**SUPPLIED INFORMATION**.
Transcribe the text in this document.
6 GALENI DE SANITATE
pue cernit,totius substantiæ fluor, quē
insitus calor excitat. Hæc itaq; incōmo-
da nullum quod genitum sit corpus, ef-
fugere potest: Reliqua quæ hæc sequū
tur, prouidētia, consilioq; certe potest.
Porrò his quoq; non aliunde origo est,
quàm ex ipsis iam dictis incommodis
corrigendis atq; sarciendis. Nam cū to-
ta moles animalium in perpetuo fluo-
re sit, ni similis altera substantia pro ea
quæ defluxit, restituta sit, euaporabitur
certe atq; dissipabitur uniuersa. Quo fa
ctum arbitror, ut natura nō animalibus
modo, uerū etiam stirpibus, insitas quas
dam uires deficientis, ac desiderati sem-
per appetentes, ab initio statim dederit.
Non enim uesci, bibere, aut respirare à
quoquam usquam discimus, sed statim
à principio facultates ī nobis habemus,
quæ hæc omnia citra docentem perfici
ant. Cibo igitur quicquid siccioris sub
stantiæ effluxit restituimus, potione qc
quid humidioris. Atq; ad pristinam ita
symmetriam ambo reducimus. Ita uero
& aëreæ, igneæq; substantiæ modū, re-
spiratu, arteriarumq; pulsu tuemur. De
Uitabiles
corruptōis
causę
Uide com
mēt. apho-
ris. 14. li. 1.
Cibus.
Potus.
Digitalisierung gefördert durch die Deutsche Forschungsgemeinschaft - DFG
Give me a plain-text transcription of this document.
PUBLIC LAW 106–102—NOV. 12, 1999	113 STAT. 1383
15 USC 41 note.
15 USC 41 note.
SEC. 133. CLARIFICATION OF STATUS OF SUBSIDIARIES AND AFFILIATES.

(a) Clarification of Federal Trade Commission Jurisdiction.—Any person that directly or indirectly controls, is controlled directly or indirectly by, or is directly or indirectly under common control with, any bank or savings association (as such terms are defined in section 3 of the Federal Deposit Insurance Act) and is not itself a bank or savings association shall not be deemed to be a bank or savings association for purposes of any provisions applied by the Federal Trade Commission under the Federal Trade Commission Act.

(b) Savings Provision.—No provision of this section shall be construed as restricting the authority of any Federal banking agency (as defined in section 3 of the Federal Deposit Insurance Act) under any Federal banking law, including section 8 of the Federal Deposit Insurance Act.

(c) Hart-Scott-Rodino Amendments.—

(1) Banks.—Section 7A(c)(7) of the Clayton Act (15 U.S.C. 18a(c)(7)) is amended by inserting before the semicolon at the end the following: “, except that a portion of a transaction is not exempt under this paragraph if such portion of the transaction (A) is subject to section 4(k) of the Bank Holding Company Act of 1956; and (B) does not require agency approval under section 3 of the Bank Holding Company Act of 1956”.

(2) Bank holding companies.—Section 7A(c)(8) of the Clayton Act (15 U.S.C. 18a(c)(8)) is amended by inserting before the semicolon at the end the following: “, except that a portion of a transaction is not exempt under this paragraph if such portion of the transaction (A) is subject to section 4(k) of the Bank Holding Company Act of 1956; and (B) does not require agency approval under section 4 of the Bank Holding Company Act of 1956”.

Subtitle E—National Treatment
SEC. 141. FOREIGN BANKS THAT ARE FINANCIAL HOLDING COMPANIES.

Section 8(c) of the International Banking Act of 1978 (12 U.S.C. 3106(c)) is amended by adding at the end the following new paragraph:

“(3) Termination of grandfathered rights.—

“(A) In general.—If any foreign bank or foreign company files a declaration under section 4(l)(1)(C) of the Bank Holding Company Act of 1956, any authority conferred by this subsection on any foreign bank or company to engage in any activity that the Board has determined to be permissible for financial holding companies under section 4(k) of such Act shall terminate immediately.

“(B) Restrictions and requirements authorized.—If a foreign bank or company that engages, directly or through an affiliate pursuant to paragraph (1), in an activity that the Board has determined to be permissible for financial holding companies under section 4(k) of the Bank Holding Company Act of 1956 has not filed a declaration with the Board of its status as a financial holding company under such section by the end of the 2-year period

**WHAT THIS TASK INVOLVES**. Copy each line of the preceding data that contains the string "text".

**TASK ANSWER**.
Transcribe the text in this document.
Give me a plain-text transcription of this document.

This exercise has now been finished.